### INPUT DATA
╭──
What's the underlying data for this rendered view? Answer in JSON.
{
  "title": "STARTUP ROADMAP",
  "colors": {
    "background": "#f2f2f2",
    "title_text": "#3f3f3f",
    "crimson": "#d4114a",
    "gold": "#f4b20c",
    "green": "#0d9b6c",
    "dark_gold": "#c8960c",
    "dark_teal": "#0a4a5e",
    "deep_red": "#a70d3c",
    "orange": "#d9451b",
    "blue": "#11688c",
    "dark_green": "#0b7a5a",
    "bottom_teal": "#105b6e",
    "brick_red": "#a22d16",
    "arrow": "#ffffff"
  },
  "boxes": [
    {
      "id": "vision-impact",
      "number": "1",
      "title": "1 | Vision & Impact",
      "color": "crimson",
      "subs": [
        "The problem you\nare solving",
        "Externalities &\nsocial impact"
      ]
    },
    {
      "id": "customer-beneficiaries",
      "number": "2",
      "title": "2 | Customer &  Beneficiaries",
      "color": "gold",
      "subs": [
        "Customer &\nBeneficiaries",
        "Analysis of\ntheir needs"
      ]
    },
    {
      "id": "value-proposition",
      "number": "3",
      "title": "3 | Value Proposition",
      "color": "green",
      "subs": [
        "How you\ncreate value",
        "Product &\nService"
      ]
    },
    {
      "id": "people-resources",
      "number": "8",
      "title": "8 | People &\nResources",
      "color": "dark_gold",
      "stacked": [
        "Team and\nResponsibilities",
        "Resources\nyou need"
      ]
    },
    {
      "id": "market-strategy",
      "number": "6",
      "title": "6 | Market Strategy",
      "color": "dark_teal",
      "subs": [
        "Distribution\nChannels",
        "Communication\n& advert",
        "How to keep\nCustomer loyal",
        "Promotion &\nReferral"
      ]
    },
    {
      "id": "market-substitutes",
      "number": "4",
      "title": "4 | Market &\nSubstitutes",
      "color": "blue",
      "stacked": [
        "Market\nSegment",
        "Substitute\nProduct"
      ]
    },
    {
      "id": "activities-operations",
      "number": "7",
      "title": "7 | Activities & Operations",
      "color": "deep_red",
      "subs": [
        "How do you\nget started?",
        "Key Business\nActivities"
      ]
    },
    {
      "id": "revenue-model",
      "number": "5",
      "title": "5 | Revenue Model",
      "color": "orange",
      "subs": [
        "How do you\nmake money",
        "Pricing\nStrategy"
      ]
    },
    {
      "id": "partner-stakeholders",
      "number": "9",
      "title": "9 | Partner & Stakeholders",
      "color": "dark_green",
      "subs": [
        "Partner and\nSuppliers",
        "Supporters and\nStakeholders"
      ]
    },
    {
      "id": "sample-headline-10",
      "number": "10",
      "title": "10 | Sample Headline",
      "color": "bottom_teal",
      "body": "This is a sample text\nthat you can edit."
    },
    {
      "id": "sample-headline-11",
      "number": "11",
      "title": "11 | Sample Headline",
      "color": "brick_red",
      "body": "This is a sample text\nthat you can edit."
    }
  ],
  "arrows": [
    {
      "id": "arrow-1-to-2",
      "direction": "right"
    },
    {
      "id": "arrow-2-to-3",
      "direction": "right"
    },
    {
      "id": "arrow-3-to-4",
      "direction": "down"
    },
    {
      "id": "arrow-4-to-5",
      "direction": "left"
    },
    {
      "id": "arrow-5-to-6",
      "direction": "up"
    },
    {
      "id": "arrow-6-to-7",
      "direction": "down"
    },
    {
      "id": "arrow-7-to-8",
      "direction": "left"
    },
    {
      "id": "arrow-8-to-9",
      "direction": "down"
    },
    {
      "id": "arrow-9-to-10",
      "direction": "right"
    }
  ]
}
╰──
### DIRECTION
Repeat every entry exactly, please.

### CORRECT RESULT
What's the underlying data for this rendered view? Answer in JSON.
{
  "title": "STARTUP ROADMAP",
  "colors": {
    "background": "#f2f2f2",
    "title_text": "#3f3f3f",
    "crimson": "#d4114a",
    "gold": "#f4b20c",
    "green": "#0d9b6c",
    "dark_gold": "#c8960c",
    "dark_teal": "#0a4a5e",
    "deep_red": "#a70d3c",
    "orange": "#d9451b",
    "blue": "#11688c",
    "dark_green": "#0b7a5a",
    "bottom_teal": "#105b6e",
    "brick_red": "#a22d16",
    "arrow": "#ffffff"
  },
  "boxes": [
    {
      "id": "vision-impact",
      "number": "1",
      "title": "1 | Vision & Impact",
      "color": "crimson",
      "subs": [
        "The problem you\nare solving",
        "Externalities &\nsocial impact"
      ]
    },
    {
      "id": "customer-beneficiaries",
      "number": "2",
      "title": "2 | Customer &  Beneficiaries",
      "color": "gold",
      "subs": [
        "Customer &\nBeneficiaries",
        "Analysis of\ntheir needs"
      ]
    },
    {
      "id": "value-proposition",
      "number": "3",
      "title": "3 | Value Proposition",
      "color": "green",
      "subs": [
        "How you\ncreate value",
        "Product &\nService"
      ]
    },
    {
      "id": "people-resources",
      "number": "8",
      "title": "8 | People &\nResources",
      "color": "dark_gold",
      "stacked": [
        "Team and\nResponsibilities",
        "Resources\nyou need"
      ]
    },
    {
      "id": "market-strategy",
      "number": "6",
      "title": "6 | Market Strategy",
      "color": "dark_teal",
      "subs": [
        "Distribution\nChannels",
        "Communication\n& advert",
        "How to keep\nCustomer loyal",
        "Promotion &\nReferral"
      ]
    },
    {
      "id": "market-substitutes",
      "number": "4",
      "title": "4 | Market &\nSubstitutes",
      "color": "blue",
      "stacked": [
        "Market\nSegment",
        "Substitute\nProduct"
      ]
    },
    {
      "id": "activities-operations",
      "number": "7",
      "title": "7 | Activities & Operations",
      "color": "deep_red",
      "subs": [
        "How do you\nget started?",
        "Key Business\nActivities"
      ]
    },
    {
      "id": "revenue-model",
      "number": "5",
      "title": "5 | Revenue Model",
      "color": "orange",
      "subs": [
        "How do you\nmake money",
        "Pricing\nStrategy"
      ]
    },
    {
      "id": "partner-stakeholders",
      "number": "9",
      "title": "9 | Partner & Stakeholders",
      "color": "dark_green",
      "subs": [
        "Partner and\nSuppliers",
        "Supporters and\nStakeholders"
      ]
    },
    {
      "id": "sample-headline-10",
      "number": "10",
      "title": "10 | Sample Headline",
      "color": "bottom_teal",
      "body": "This is a sample text\nthat you can edit."
    },
    {
      "id": "sample-headline-11",
      "number": "11",
      "title": "11 | Sample Headline",
      "color": "brick_red",
      "body": "This is a sample text\nthat you can edit."
    }
  ],
  "arrows": [
    {
      "id": "arrow-1-to-2",
      "direction": "right"
    },
    {
      "id": "arrow-2-to-3",
      "direction": "right"
    },
    {
      "id": "arrow-3-to-4",
      "direction": "down"
    },
    {
      "id": "arrow-4-to-5",
      "direction": "left"
    },
    {
      "id": "arrow-5-to-6",
      "direction": "up"
    },
    {
      "id": "arrow-6-to-7",
      "direction": "down"
    },
    {
      "id": "arrow-7-to-8",
      "direction": "left"
    },
    {
      "id": "arrow-8-to-9",
      "direction": "down"
    },
    {
      "id": "arrow-9-to-10",
      "direction": "right"
    }
  ]
}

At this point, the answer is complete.